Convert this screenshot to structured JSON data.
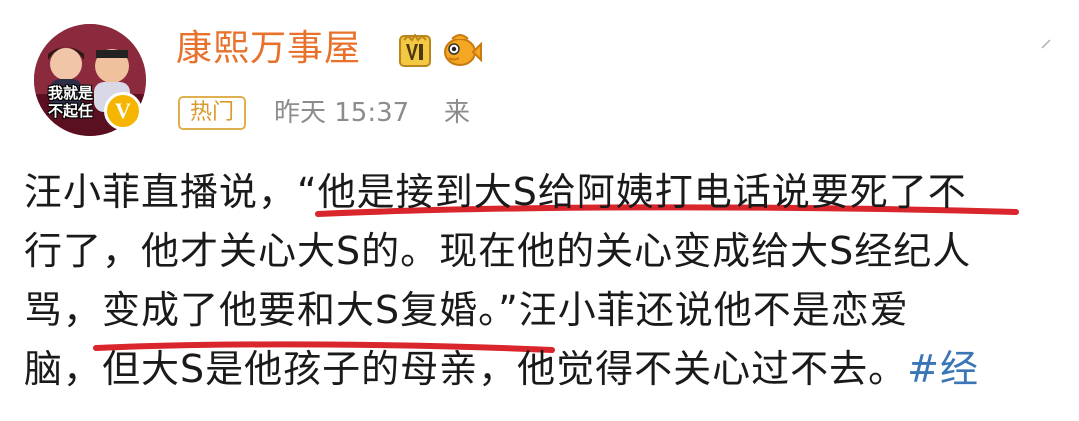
{
  "post": {
    "author": {
      "name": "康熙万事屋",
      "avatar_caption_line1": "我就是",
      "avatar_caption_line2": "不起任",
      "verified_mark": "V",
      "icons": [
        "vip-badge-icon",
        "fish-icon",
        "more-icon"
      ]
    },
    "meta": {
      "hot_tag": "热门",
      "timestamp": "昨天 15:37",
      "source": "来"
    },
    "body_lines": [
      "汪小菲直播说，“他是接到大S给阿姨打电话说要死了不",
      "行了，他才关心大S的。现在他的关心变成给大S经纪人",
      "骂，变成了他要和大S复婚。”汪小菲还说他不是恋爱",
      "脑，但大S是他孩子的母亲，他觉得不关心过不去。"
    ],
    "hashtag_fragment": "#经",
    "colors": {
      "username": "#e8712b",
      "hot_tag": "#d99a2a",
      "hashtag": "#3a76b6",
      "underline": "#d9262c",
      "body": "#1a1a1a",
      "meta": "#8c8c8c"
    }
  }
}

## Exercise
Your task is to repeat the material above exactly, without its pictures.

## Answer to the task
Convert this screenshot to structured JSON data.
{
  "post": {
    "author": {
      "name": "康熙万事屋",
      "avatar_caption_line1": "我就是",
      "avatar_caption_line2": "不起任",
      "verified_mark": "V",
      "icons": [
        "vip-badge-icon",
        "fish-icon",
        "more-icon"
      ]
    },
    "meta": {
      "hot_tag": "热门",
      "timestamp": "昨天 15:37",
      "source": "来"
    },
    "body_lines": [
      "汪小菲直播说，“他是接到大S给阿姨打电话说要死了不",
      "行了，他才关心大S的。现在他的关心变成给大S经纪人",
      "骂，变成了他要和大S复婚。”汪小菲还说他不是恋爱",
      "脑，但大S是他孩子的母亲，他觉得不关心过不去。"
    ],
    "hashtag_fragment": "#经",
    "colors": {
      "username": "#e8712b",
      "hot_tag": "#d99a2a",
      "hashtag": "#3a76b6",
      "underline": "#d9262c",
      "body": "#1a1a1a",
      "meta": "#8c8c8c"
    }
  }
}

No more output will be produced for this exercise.